INSTRUCTIONS TO FOLLOW: Hunt for the word "farbig" across the entries below, copying each line that holds it.

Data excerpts
****
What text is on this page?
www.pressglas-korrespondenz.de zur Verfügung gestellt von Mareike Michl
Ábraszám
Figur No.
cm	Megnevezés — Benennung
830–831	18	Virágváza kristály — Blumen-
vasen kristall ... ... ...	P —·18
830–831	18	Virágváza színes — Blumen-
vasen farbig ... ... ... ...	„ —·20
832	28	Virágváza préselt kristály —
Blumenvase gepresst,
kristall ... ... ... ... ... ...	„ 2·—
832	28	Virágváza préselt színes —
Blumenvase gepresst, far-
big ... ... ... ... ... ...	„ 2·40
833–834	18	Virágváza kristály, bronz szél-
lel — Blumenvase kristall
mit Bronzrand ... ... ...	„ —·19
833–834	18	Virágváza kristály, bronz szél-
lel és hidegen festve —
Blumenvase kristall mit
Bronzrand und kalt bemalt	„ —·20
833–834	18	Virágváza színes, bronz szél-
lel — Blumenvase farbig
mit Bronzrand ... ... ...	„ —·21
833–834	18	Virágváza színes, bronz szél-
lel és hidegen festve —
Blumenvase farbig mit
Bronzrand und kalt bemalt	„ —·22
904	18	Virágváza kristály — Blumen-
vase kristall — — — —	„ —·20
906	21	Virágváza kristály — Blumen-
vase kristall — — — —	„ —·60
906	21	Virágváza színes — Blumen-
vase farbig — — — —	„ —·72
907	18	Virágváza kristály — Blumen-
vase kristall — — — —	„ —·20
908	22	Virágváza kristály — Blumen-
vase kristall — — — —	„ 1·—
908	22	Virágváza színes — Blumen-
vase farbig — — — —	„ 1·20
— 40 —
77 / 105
****
RESULT FOR THIS EXERCISE:
vasen farbig ... ... ... ...	„ —·20
lel — Blumenvase farbig
Blumenvase farbig mit
vase farbig — — — —	„ —·72
vase farbig — — — —	„ 1·20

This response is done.